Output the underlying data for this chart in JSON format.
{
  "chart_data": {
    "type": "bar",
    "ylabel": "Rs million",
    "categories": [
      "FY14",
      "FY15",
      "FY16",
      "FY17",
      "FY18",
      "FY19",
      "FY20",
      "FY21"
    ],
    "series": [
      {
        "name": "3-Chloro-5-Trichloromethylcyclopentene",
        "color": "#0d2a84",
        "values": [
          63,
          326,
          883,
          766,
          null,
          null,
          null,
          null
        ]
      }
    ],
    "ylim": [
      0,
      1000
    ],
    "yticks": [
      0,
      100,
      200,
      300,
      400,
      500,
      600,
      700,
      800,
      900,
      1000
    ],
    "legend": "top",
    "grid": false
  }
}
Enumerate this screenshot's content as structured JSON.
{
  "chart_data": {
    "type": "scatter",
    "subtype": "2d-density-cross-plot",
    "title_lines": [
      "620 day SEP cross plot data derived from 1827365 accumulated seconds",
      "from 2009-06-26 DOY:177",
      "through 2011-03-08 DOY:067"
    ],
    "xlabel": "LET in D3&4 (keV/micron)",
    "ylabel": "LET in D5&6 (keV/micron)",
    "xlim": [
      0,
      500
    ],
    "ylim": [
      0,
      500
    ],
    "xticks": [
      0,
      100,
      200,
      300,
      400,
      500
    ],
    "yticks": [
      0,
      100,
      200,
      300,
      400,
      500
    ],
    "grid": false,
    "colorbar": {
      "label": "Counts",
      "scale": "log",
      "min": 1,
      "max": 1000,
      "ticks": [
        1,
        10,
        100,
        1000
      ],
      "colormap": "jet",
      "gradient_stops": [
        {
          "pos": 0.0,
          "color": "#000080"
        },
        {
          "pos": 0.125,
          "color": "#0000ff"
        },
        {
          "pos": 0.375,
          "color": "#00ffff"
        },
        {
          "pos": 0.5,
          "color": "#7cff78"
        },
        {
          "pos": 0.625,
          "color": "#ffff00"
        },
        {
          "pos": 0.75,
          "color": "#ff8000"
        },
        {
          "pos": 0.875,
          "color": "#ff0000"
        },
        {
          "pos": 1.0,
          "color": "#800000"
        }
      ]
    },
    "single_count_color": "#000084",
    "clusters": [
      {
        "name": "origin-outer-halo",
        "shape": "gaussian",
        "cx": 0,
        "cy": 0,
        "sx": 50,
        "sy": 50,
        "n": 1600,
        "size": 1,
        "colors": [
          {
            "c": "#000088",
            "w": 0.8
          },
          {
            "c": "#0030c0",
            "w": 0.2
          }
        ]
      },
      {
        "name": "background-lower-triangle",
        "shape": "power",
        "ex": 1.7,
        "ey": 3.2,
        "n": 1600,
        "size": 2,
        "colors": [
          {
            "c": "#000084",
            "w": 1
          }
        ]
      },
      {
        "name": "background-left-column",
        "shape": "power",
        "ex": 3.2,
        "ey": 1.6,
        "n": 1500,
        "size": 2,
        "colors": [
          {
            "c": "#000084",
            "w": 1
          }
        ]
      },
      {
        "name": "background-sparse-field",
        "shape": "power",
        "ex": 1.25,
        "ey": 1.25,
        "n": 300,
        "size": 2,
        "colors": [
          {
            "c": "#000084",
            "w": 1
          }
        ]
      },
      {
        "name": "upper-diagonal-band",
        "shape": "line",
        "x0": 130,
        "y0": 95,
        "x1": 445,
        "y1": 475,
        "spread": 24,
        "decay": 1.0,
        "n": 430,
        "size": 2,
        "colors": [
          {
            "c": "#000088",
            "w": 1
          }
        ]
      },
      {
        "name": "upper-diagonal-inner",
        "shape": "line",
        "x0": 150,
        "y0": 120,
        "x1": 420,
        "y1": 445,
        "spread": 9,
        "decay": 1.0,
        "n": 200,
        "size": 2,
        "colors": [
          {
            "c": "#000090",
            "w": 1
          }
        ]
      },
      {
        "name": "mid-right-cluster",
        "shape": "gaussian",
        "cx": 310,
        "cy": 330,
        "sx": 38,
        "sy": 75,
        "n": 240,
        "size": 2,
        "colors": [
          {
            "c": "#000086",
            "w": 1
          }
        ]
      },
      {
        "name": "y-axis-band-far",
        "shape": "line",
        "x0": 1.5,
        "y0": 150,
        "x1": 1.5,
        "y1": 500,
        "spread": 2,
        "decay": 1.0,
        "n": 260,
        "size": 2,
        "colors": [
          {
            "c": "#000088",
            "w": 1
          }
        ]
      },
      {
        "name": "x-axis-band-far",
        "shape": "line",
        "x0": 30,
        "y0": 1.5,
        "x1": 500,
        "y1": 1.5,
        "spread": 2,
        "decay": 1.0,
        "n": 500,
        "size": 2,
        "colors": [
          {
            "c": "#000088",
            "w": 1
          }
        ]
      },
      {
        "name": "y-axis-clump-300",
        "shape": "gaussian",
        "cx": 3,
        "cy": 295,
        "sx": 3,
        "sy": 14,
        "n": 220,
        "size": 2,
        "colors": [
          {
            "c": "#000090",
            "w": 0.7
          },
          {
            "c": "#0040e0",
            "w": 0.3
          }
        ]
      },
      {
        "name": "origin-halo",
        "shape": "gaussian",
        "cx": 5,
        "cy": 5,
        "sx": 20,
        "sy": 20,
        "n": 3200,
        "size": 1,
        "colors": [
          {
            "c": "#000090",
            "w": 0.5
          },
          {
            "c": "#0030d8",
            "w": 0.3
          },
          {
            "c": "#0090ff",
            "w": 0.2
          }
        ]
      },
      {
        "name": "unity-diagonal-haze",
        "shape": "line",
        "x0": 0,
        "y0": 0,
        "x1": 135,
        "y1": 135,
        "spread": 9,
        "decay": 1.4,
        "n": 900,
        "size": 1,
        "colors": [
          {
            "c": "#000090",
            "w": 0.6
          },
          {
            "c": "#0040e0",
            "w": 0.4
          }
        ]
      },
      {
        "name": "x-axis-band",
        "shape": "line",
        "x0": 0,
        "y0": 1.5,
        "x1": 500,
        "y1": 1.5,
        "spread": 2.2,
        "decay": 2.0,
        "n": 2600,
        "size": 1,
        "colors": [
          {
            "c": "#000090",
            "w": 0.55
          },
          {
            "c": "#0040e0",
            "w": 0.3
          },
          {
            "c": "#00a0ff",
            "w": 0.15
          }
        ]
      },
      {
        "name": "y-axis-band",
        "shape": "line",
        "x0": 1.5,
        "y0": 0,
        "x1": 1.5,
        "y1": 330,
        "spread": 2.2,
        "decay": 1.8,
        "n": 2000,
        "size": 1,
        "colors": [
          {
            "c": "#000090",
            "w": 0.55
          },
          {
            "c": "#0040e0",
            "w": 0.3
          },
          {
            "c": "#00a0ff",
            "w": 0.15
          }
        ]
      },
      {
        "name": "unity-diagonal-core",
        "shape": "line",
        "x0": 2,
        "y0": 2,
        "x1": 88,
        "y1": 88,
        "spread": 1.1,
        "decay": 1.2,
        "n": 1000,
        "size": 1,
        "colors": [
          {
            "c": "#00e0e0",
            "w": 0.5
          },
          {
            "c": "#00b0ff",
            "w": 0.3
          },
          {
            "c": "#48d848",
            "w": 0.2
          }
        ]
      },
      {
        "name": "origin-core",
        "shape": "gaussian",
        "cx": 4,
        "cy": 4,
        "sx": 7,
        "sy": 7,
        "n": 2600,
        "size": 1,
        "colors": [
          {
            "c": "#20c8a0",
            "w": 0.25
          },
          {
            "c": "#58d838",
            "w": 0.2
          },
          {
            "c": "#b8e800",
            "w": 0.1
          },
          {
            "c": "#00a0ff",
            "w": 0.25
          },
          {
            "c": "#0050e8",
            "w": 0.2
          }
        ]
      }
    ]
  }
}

● Written problem: Return each line among the entries that holds the word "this".

● Finished exercise:
Output the underlying data for this chart in JSON format.
Enumerate this screenshot's content as structured JSON.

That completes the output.